§ Aim: Would it be possible to quote, exactly and in full, the lines from the one with "Extract all readable text from this page." through the end of the entries below?

§ Stored entries:
+ + + + +
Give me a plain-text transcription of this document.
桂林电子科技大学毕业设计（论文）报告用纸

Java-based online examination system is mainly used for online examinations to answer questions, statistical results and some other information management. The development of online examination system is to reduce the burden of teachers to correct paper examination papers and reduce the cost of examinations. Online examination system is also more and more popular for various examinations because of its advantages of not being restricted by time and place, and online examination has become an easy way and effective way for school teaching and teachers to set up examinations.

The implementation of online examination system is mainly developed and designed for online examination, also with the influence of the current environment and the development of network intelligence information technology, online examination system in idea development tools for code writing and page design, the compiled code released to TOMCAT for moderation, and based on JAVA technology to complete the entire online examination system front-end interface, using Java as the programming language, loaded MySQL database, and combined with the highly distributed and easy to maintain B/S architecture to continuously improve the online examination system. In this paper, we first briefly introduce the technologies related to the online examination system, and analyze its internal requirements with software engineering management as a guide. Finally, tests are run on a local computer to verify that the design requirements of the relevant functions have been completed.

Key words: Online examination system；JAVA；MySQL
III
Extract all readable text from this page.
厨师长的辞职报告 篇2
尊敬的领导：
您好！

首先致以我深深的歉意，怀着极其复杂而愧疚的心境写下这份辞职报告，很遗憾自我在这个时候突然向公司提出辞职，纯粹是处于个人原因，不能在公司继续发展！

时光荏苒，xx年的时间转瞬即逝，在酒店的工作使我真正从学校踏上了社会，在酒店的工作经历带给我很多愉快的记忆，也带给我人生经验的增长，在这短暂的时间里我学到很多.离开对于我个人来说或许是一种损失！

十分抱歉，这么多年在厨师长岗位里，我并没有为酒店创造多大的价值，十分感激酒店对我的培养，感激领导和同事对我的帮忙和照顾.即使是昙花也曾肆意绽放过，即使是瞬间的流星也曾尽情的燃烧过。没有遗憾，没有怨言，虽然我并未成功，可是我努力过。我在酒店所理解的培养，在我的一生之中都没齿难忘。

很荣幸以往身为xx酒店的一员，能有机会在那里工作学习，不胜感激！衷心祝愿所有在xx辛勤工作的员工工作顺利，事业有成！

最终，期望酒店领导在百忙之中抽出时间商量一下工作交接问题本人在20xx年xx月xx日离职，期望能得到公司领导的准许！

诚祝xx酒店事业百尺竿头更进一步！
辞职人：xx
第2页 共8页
+ + + + +
§ Response to the exercise:
Extract all readable text from this page.
厨师长的辞职报告 篇2
尊敬的领导：
您好！

首先致以我深深的歉意，怀着极其复杂而愧疚的心境写下这份辞职报告，很遗憾自我在这个时候突然向公司提出辞职，纯粹是处于个人原因，不能在公司继续发展！

时光荏苒，xx年的时间转瞬即逝，在酒店的工作使我真正从学校踏上了社会，在酒店的工作经历带给我很多愉快的记忆，也带给我人生经验的增长，在这短暂的时间里我学到很多.离开对于我个人来说或许是一种损失！

十分抱歉，这么多年在厨师长岗位里，我并没有为酒店创造多大的价值，十分感激酒店对我的培养，感激领导和同事对我的帮忙和照顾.即使是昙花也曾肆意绽放过，即使是瞬间的流星也曾尽情的燃烧过。没有遗憾，没有怨言，虽然我并未成功，可是我努力过。我在酒店所理解的培养，在我的一生之中都没齿难忘。

很荣幸以往身为xx酒店的一员，能有机会在那里工作学习，不胜感激！衷心祝愿所有在xx辛勤工作的员工工作顺利，事业有成！

最终，期望酒店领导在百忙之中抽出时间商量一下工作交接问题本人在20xx年xx月xx日离职，期望能得到公司领导的准许！

诚祝xx酒店事业百尺竿头更进一步！
辞职人：xx
第2页 共8页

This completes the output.